§ **REQUIREMENT**
Determine which lines contain the word "text", then copy those lines.

§ **ENTRIES PROVIDED**
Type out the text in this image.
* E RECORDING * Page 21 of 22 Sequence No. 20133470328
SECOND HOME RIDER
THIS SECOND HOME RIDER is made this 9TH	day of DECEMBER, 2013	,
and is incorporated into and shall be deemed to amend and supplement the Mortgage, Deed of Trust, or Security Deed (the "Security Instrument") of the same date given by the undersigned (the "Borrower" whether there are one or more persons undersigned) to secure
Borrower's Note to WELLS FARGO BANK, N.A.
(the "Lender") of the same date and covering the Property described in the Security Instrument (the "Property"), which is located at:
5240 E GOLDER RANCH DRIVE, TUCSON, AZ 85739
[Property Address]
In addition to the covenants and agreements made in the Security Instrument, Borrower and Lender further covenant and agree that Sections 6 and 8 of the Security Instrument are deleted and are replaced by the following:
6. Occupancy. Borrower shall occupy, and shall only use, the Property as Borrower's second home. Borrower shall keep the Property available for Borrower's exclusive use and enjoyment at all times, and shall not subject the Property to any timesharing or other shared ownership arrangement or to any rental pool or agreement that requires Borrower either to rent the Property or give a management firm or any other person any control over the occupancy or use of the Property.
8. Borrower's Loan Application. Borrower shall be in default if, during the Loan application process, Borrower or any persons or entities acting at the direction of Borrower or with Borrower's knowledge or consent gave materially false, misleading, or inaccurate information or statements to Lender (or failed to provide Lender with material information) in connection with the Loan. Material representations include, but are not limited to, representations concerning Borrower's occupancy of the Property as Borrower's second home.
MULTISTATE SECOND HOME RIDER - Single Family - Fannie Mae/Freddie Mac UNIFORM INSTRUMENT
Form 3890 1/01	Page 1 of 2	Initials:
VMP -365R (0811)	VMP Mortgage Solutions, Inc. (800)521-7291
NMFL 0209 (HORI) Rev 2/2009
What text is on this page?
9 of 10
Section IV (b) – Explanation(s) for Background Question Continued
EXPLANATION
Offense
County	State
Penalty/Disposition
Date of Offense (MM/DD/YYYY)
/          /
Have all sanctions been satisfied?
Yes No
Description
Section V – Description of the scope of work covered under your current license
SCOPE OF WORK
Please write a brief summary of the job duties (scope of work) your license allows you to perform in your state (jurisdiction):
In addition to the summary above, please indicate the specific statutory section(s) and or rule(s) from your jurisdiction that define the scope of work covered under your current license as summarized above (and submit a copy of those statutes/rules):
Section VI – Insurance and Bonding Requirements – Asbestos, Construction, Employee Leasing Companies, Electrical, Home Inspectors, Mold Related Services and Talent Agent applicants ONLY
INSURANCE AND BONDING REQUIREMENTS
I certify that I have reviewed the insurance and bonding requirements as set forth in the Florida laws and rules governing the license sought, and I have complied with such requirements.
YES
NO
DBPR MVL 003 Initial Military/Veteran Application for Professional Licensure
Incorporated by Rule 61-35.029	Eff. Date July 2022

§ **EXERCISE RESPONSE**
Type out the text in this image.
What text is on this page?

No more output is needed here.